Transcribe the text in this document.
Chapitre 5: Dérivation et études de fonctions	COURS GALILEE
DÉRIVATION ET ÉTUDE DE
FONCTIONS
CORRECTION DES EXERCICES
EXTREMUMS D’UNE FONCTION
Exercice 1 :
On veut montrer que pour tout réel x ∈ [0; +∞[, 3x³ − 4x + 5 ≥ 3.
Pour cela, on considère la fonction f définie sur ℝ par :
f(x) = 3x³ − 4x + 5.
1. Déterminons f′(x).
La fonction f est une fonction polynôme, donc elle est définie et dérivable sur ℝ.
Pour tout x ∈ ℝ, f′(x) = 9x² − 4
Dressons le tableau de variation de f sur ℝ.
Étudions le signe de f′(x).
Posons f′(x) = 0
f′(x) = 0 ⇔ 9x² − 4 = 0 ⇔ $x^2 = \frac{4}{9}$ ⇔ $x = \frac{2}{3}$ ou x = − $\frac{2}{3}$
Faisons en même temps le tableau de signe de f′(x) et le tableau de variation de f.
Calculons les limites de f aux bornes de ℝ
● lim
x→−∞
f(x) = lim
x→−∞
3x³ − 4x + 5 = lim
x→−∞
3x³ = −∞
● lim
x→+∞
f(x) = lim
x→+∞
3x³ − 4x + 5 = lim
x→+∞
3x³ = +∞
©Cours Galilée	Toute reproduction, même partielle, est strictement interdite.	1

++++++

- What you should do
Identify all lines where the word "variation" shows up. Copy them.

- Answer to the exercise
Dressons le tableau de variation de f sur ℝ.
Faisons en même temps le tableau de signe de f′(x) et le tableau de variation de f.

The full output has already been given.